#### [Извлечённый текст]
______
В весьма бедной литературе о Белёвцевой выделяется статья критика Б. Алперса «Белёвцева в «Стакане воды». В этой статье дается тонкий и меткий анализ того нового, что внесла Белёвцева. Алперс верно формулирует тему, которую играла Яблочкина. Она смеялась над женщиной, неосмотрительно занявшей королевский трон. Яблочкина показала глупые бабьи черты, мешающие королеве быть королевой и решать дела, как надлежит правителю.

Белёвцева играла очаровательную, наделенную изяществом, умом и нежностью женщину — женщину по-настоящему человечную. И эта человечность разоблачает все королевское, церемониальное, монархическое, весь этикет и все величие, которые должны были сопутствовать королеве. Они оказываются нелепой мишурой и бессмысленными атрибутами архаического режима.
Белёвцева играла просто и изящно, играла с легкой иронией по отношению к своей героине.

Это была совсем новая трактовка, и трактовка глубоко современная.
Сама Белёвцева писала, что советский зритель подсказал ей новое отношение к королеве и новую трактовку образа.
Белёвцевой удалось сыграть еще две роли молодых героинь и в подлинной классике. Я имею в виду Евгению Гранде в инсценировке знаменитого романа Бальзака и Лидию в «Варварах» Горького.
Роль Евгении Гранде чрезвычайно удалась актрисе. Наоборот, при работе над образом Лидии метод Белёвцевой в известной степени подвел ее.
Евгения Гранде, девушка, живущая в доме своего отца, миллионера, стяжателя и скряги. Он разбил счастье своей дочери и обрек ее на одиночество и прозябание.
______
#### [Исходный материал]
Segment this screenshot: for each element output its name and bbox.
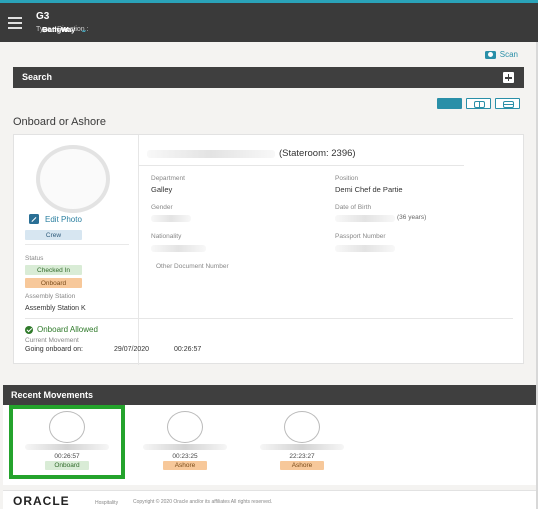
______
#### [Условие задания]
Можете извлечь весь текст о Белёвцевой слово в слово, ничего в нём не меняя? Материал существует отдельно от текста и с ним не связан.

#### [Ответ к заданию]
В весьма бедной литературе о Белёвцевой выделяется статья критика Б. Алперса «Белёвцева в «Стакане воды». В этой статье дается тонкий и меткий анализ того нового, что внесла Белёвцева. Алперс верно формулирует тему, которую играла Яблочкина. Она смеялась над женщиной, неосмотрительно занявшей королевский трон. Яблочкина показала глупые бабьи черты, мешающие королеве быть королевой и решать дела, как надлежит правителю.

Белёвцева играла очаровательную, наделенную изяществом, умом и нежностью женщину — женщину по-настоящему человечную. И эта человечность разоблачает все королевское, церемониальное, монархическое, весь этикет и все величие, которые должны были сопутствовать королеве. Они оказываются нелепой мишурой и бессмысленными атрибутами архаического режима.
Белёвцева играла просто и изящно, играла с легкой иронией по отношению к своей героине.

Это была совсем новая трактовка, и трактовка глубоко современная.
Сама Белёвцева писала, что советский зритель подсказал ей новое отношение к королеве и новую трактовку образа.
Белёвцевой удалось сыграть еще две роли молодых героинь и в подлинной классике. Я имею в виду Евгению Гранде в инсценировке знаменитого романа Бальзака и Лидию в «Варварах» Горького.
Роль Евгении Гранде чрезвычайно удалась актрисе. Наоборот, при работе над образом Лидии метод Белёвцевой в известной степени подвел ее.
Евгения Гранде, девушка, живущая в доме своего отца, миллионера, стяжателя и скряги. Он разбил счастье своей дочери и обрек ее на одиночество и прозябание.